§ **提供テキスト**:
また、本明細書でいう澱粉糊化生地の硬化とは、生地中の糊化した澱粉が冷却によって老化することにより硬くなる現象であり、硬化促進とは、硬化の速度を速め、硬化に要する期間を短縮することである。
本発明において、澱粉糊化生地及び澱粉糊化食品の主原料としては、澱粉を含有する穀物又はその穀粉である限り利用でき、とりわけその植物種や品種などによって限定されるものではない。植物種としては、コメ(サティバ種(ジャポニカ種、ジャバニカ種並びにインディカ種)、グラベリマ種及びネリカ)、トウモロコシ、オオムギ、モチムギ、ハダカムギ、コムギ、ライムギ、カラスムギ、エンバク、ハトムギ、キビ、アワ、ヒエ、モロコシ、シコクビエ、トウジンビエ、テフ、フォニオ、コドラ、マコモ、ダイズ、アズキ、リョクトウ、ササゲ、インゲンマメ、ライマメ、ラッカセイ、エンドウ、ソラマメ、レンズマメ、ヒヨコマメ、レンズマメ、ベニバナインゲン、ケツルアズキ、モスビーン、テパリービーン、タケアズキ、フジマメ、ホースグラム、バンバラマメ、ゼオカルパマメ、キマメ、ナタマメ、タチナタマメ、グラスピー、クラスタマメ、シカクマメ、ハッショウマメ、イナゴマメ、ルピナス、タマリンド、ソバ、ダッタンソバ、アマランス、キヌア、クズ、ワラビなどが挙げられる。
また、穀粉としては、米粉(糯粉、白玉粉、求肥粉、上新粉)、小麦粉、大麦粉、ライ麦粉、トウモロコシ粉、テフ粉、ひえ粉、大豆粉、ヒヨコマメ粉、エンドウマメ粉、緑豆粉、蕎麦粉、アマランサス粉、片栗粉、葛粉、わらび粉、タピオカ粉、馬鈴薯粉、木の実、栗粉、どんぐり粉などが挙げられる。

§ **表示情報**:
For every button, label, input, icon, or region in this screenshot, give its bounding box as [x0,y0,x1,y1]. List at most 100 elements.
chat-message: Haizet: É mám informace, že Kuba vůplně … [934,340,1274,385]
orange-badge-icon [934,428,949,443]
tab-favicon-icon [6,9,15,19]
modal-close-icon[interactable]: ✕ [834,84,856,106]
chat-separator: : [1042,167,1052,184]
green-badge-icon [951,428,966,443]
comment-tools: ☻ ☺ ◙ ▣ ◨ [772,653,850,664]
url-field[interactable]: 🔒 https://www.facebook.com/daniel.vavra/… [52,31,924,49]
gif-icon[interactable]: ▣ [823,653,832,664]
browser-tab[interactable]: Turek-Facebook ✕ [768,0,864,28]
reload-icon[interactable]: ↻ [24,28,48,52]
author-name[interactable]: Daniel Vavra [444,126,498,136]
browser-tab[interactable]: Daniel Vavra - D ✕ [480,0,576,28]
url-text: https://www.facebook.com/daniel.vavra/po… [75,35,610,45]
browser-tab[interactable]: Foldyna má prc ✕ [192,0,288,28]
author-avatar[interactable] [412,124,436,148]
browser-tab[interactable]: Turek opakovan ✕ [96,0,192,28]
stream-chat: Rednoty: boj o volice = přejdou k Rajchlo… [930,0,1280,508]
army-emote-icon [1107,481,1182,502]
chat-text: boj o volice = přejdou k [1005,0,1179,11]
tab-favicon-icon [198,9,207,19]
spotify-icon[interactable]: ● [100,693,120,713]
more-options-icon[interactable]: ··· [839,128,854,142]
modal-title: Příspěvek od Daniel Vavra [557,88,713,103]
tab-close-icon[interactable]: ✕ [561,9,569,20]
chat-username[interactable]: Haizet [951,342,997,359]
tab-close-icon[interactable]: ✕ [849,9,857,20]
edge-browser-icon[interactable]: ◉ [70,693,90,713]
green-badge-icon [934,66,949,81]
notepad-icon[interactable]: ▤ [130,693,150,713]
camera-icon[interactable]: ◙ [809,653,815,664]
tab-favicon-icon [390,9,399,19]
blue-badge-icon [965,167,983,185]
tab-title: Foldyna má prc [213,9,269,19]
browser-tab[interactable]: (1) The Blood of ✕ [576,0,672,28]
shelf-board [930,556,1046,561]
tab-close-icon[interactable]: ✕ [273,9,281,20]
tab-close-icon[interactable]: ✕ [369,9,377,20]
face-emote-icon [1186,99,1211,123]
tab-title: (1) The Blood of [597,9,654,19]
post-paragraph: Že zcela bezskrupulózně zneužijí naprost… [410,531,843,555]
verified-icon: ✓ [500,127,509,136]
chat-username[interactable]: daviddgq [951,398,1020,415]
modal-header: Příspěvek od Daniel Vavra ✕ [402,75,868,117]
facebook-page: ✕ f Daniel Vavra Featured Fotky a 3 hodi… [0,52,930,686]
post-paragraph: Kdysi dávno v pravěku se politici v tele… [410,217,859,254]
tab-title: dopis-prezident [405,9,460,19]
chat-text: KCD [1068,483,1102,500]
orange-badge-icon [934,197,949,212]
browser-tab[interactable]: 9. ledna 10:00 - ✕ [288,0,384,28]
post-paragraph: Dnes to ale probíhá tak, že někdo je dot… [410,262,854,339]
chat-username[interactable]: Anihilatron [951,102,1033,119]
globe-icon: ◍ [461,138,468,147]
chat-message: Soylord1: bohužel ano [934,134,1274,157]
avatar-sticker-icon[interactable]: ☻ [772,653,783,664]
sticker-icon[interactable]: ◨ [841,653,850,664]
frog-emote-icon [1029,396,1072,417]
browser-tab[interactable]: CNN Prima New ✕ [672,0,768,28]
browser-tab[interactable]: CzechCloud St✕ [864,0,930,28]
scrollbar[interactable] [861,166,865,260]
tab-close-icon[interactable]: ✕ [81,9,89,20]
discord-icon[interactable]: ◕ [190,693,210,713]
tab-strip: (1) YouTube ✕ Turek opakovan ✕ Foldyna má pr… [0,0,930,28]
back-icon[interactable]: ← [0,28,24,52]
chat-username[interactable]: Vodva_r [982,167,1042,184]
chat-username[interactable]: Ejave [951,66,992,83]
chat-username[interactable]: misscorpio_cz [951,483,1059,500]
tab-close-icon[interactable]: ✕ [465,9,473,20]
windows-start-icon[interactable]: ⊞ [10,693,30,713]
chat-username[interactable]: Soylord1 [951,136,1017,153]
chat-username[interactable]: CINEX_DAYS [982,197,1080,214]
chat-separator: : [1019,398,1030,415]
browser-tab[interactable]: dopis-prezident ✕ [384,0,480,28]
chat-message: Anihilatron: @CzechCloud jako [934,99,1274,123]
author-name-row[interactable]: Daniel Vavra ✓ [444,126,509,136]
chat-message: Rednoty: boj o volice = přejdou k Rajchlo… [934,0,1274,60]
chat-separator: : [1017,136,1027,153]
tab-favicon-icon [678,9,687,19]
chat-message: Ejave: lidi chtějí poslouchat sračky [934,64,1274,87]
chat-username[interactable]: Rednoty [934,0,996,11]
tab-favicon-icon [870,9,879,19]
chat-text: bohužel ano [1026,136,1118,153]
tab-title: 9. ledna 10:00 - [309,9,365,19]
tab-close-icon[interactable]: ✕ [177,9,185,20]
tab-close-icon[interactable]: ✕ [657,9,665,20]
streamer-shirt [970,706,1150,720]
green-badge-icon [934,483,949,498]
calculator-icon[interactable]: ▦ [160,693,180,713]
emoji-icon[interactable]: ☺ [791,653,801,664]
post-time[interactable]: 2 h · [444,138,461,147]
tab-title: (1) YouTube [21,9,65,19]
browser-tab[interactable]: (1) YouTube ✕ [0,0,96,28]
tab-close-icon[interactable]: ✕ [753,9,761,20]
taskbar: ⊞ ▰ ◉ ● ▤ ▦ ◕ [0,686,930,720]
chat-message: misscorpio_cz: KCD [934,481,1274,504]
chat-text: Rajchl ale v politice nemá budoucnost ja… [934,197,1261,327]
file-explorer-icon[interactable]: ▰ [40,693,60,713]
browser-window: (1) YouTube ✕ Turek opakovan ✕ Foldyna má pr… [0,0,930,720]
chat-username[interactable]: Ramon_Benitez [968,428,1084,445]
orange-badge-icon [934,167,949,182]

§ **指示 A**:
澱粉糊化生地に関する文章をもとに、次の問いに答えよ。
(i) 本明細書でいう「硬化促進」とは何を指すか。
(ii) 澱粉糊化生地及び澱粉糊化食品の主原料は、どのようなものである限り利用できるとされているか。
(iii) 穀粉の例で、「米粉」の後の括弧内に挙げられているものは何か。
§ **指示 B**: 澱粉糊化生地に関する文章を、最後の文の後から書き継げ。

§ **回答 A**:
(i) 硬化の速度を速め、硬化に要する期間を短縮すること。
(ii) 澱粉を含有する穀物又はその穀粉である限り利用できる。
(iii) 糯粉、白玉粉、求肥粉、上新粉。

§ **回答 B**:
さらに、澱粉原料又は澱粉糊化生地に、分岐α−グルカン混合物とともに、ワキシーコーンスターチ、コーンスターチ、ハイアミロースコーンスターチ、タピオカ澱粉、馬鈴薯澱粉、甘薯澱粉、小麦澱粉、米澱粉、及び、それらの加工澱粉などを添加することも随意である。
本明細書でいう澱粉糊化食品とは、澱粉糊化生地を成型して製造する食品である。具体的には、米菓、餅、わらび餅、葛餅、団子、外郎、かるかん、トック、大根餅、おこし、春雨などを挙げることができる。
本発明の澱粉糊化生地用硬化促進剤は、有効成分として前記分岐α−グルカン混合物を含有してなるものである。原料である澱粉に種々の酵素を作用させて得られる分岐α−グルカン混合物は、通常、様々な分岐構造並びにグルコース重合度(分子量)を有する多数の分岐α−グルカンの混合物の形態にあり、現行の技術では、一つ一つの分岐α−グルカンの単離や定量を行うことは不可能である。個々の分岐α−グルカンの構造、すなわち、構成単位であるグルコース残基の結合様式及び結合順序は決定することはできないものの、分岐α−グルカン混合物は、斯界で一般に用いられる種々の物理的手法、化学的手法又は酵素的手法により、混合物全体として特徴付けることができる。
本発明で澱粉糊化生地用硬化促進剤の有効成分として用いられる分岐α−グルカン混合物(以下、「本分岐α−グルカン混合物」という。)は、下記(A)乃至(C)の特徴を有するものである。
(A)グルコースを構成糖とし、
(B)α−1,4結合を介して連結したグルコース重合度3以上の直鎖状グルカンの一端に位置する非還元末端グルコース残基にα−1,4結合以外の結合を介して連結したグルコース重合度1以上の分岐構造を有し、
(C)イソマルトデキストラナーゼ消化によりイソマルトースを生成する。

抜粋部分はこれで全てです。